## Work to do
Look through the records below and collect all lines that hold the string "name".

(Extracts from a graphics dataset)
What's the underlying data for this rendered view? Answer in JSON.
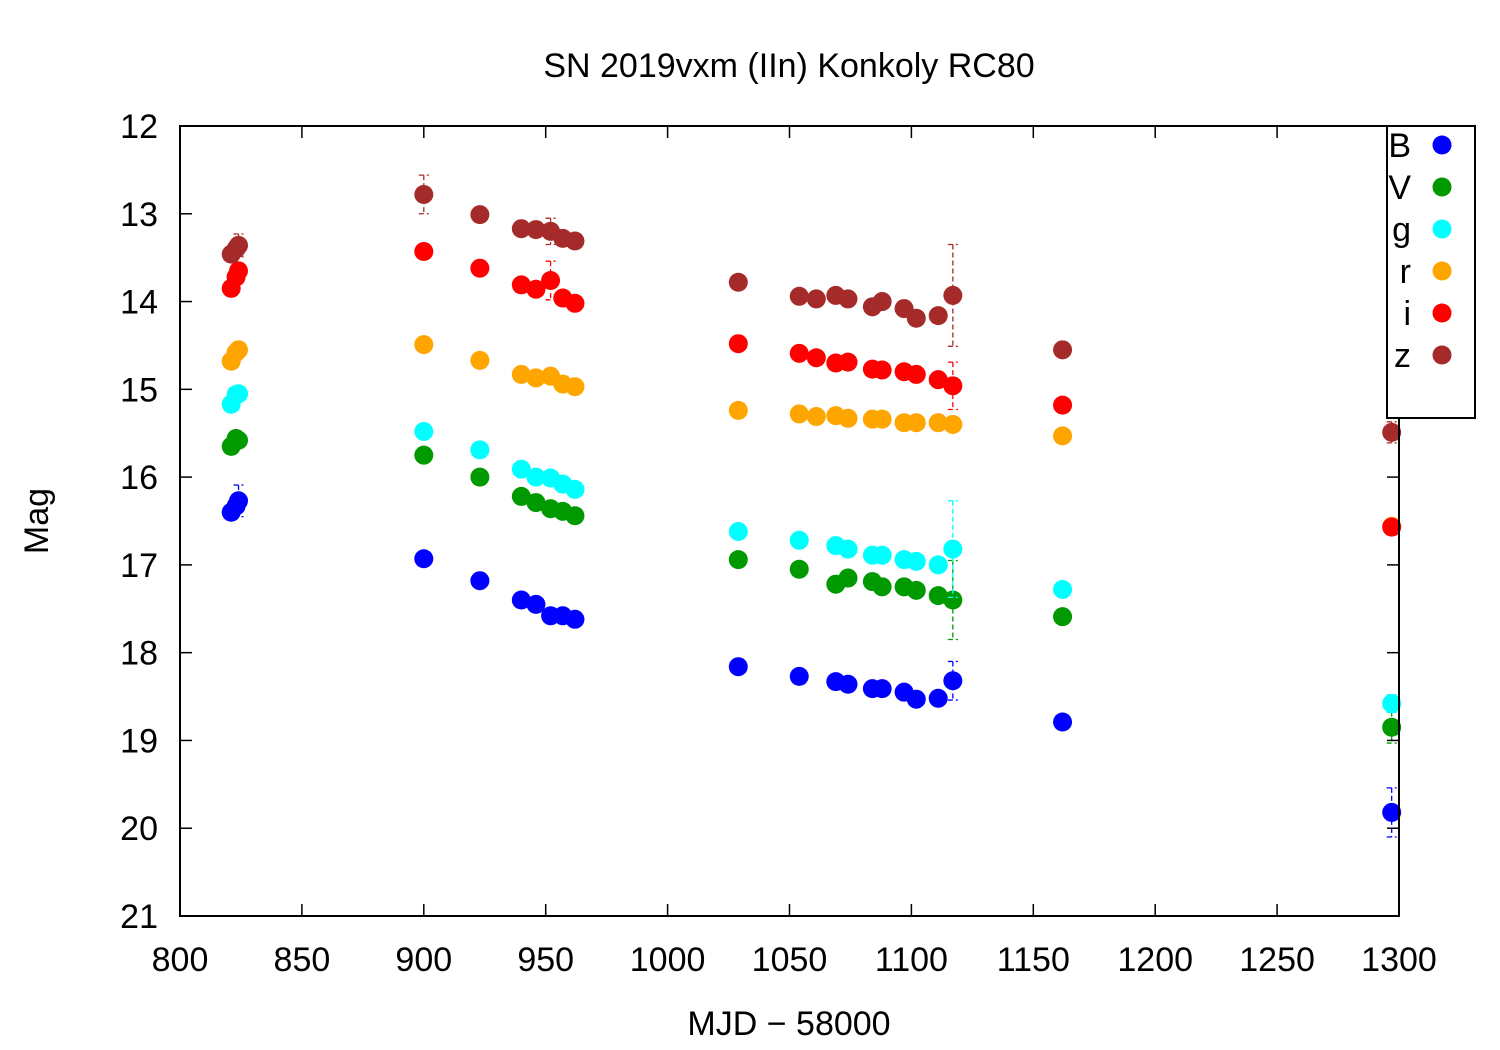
{
  "chart_data": {
    "type": "scatter",
    "title": "SN 2019vxm (IIn) Konkoly RC80",
    "xlabel": "MJD − 58000",
    "ylabel": "Mag",
    "xlim": [
      800,
      1300
    ],
    "ylim": [
      21,
      12
    ],
    "y_inverted": true,
    "xticks": [
      "800",
      "850",
      "900",
      "950",
      "1000",
      "1050",
      "1100",
      "1150",
      "1200",
      "1250",
      "1300"
    ],
    "yticks": [
      "12",
      "13",
      "14",
      "15",
      "16",
      "17",
      "18",
      "19",
      "20",
      "21"
    ],
    "grid": false,
    "legend_position": "top-right",
    "series": [
      {
        "name": "B",
        "color": "#0000ff",
        "x": [
          821,
          823,
          824,
          900,
          923,
          940,
          946,
          952,
          957,
          962,
          1029,
          1054,
          1069,
          1074,
          1084,
          1088,
          1097,
          1102,
          1111,
          1117,
          1162,
          1297
        ],
        "y": [
          16.4,
          16.33,
          16.27,
          16.93,
          17.18,
          17.4,
          17.45,
          17.58,
          17.58,
          17.62,
          18.16,
          18.27,
          18.33,
          18.36,
          18.41,
          18.41,
          18.45,
          18.53,
          18.52,
          18.32,
          18.79,
          19.82
        ],
        "yerr": [
          0.04,
          0.04,
          0.18,
          0.03,
          0.03,
          0.03,
          0.03,
          0.04,
          0.04,
          0.04,
          0.04,
          0.04,
          0.08,
          0.05,
          0.04,
          0.04,
          0.04,
          0.04,
          0.04,
          0.22,
          0.08,
          0.28
        ]
      },
      {
        "name": "V",
        "color": "#009900",
        "x": [
          821,
          823,
          824,
          900,
          923,
          940,
          946,
          952,
          957,
          962,
          1029,
          1054,
          1069,
          1074,
          1084,
          1088,
          1097,
          1102,
          1111,
          1117,
          1162,
          1297
        ],
        "y": [
          15.65,
          15.56,
          15.58,
          15.75,
          16.0,
          16.22,
          16.29,
          16.36,
          16.39,
          16.44,
          16.94,
          17.05,
          17.22,
          17.15,
          17.19,
          17.25,
          17.25,
          17.29,
          17.35,
          17.4,
          17.59,
          18.85
        ],
        "yerr": [
          0.03,
          0.03,
          0.03,
          0.03,
          0.03,
          0.03,
          0.03,
          0.03,
          0.03,
          0.03,
          0.03,
          0.03,
          0.04,
          0.04,
          0.03,
          0.03,
          0.03,
          0.03,
          0.03,
          0.45,
          0.04,
          0.18
        ]
      },
      {
        "name": "g",
        "color": "#00ffff",
        "x": [
          821,
          823,
          824,
          900,
          923,
          940,
          946,
          952,
          957,
          962,
          1029,
          1054,
          1069,
          1074,
          1084,
          1088,
          1097,
          1102,
          1111,
          1117,
          1162,
          1297
        ],
        "y": [
          15.17,
          15.06,
          15.05,
          15.48,
          15.69,
          15.91,
          16.0,
          16.01,
          16.08,
          16.14,
          16.62,
          16.72,
          16.78,
          16.82,
          16.89,
          16.89,
          16.94,
          16.96,
          17.0,
          16.82,
          17.28,
          18.58
        ],
        "yerr": [
          0.03,
          0.03,
          0.03,
          0.03,
          0.03,
          0.03,
          0.03,
          0.03,
          0.03,
          0.03,
          0.03,
          0.03,
          0.04,
          0.03,
          0.03,
          0.03,
          0.03,
          0.03,
          0.03,
          0.55,
          0.04,
          0.1
        ]
      },
      {
        "name": "r",
        "color": "#ffa500",
        "x": [
          821,
          823,
          824,
          900,
          923,
          940,
          946,
          952,
          957,
          962,
          1029,
          1054,
          1061,
          1069,
          1074,
          1084,
          1088,
          1097,
          1102,
          1111,
          1117,
          1162,
          1297
        ],
        "y": [
          14.68,
          14.58,
          14.55,
          14.49,
          14.67,
          14.83,
          14.87,
          14.85,
          14.94,
          14.97,
          15.24,
          15.28,
          15.31,
          15.3,
          15.33,
          15.34,
          15.34,
          15.38,
          15.38,
          15.38,
          15.4,
          15.53,
          16.56
        ],
        "yerr": [
          0.03,
          0.03,
          0.03,
          0.03,
          0.03,
          0.03,
          0.03,
          0.03,
          0.03,
          0.03,
          0.03,
          0.03,
          0.03,
          0.03,
          0.03,
          0.03,
          0.03,
          0.03,
          0.03,
          0.03,
          0.05,
          0.04,
          0.05
        ]
      },
      {
        "name": "i",
        "color": "#ff0000",
        "x": [
          821,
          823,
          824,
          900,
          923,
          940,
          946,
          952,
          957,
          962,
          1029,
          1054,
          1061,
          1069,
          1074,
          1084,
          1088,
          1097,
          1102,
          1111,
          1117,
          1162,
          1297
        ],
        "y": [
          13.85,
          13.72,
          13.65,
          13.43,
          13.62,
          13.81,
          13.86,
          13.76,
          13.96,
          14.02,
          14.48,
          14.59,
          14.64,
          14.7,
          14.69,
          14.77,
          14.78,
          14.8,
          14.83,
          14.89,
          14.96,
          15.18,
          16.57
        ],
        "yerr": [
          0.03,
          0.03,
          0.03,
          0.03,
          0.03,
          0.03,
          0.05,
          0.22,
          0.04,
          0.03,
          0.03,
          0.03,
          0.03,
          0.03,
          0.03,
          0.03,
          0.03,
          0.03,
          0.03,
          0.03,
          0.27,
          0.04,
          0.04
        ]
      },
      {
        "name": "z",
        "color": "#a52a2a",
        "x": [
          821,
          823,
          824,
          900,
          923,
          940,
          946,
          952,
          957,
          962,
          1029,
          1054,
          1061,
          1069,
          1074,
          1084,
          1088,
          1097,
          1102,
          1111,
          1117,
          1162,
          1297
        ],
        "y": [
          13.46,
          13.4,
          13.36,
          12.78,
          13.01,
          13.17,
          13.18,
          13.2,
          13.28,
          13.31,
          13.78,
          13.94,
          13.97,
          13.93,
          13.97,
          14.06,
          14.0,
          14.08,
          14.19,
          14.16,
          13.93,
          14.55,
          15.49
        ],
        "yerr": [
          0.04,
          0.04,
          0.13,
          0.22,
          0.04,
          0.04,
          0.05,
          0.15,
          0.05,
          0.05,
          0.04,
          0.04,
          0.04,
          0.07,
          0.05,
          0.05,
          0.05,
          0.05,
          0.05,
          0.05,
          0.58,
          0.05,
          0.12
        ]
      }
    ]
  }
}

## Completed exercise
        "name": "B",
        "name": "V",
        "name": "g",
        "name": "r",
        "name": "i",
        "name": "z",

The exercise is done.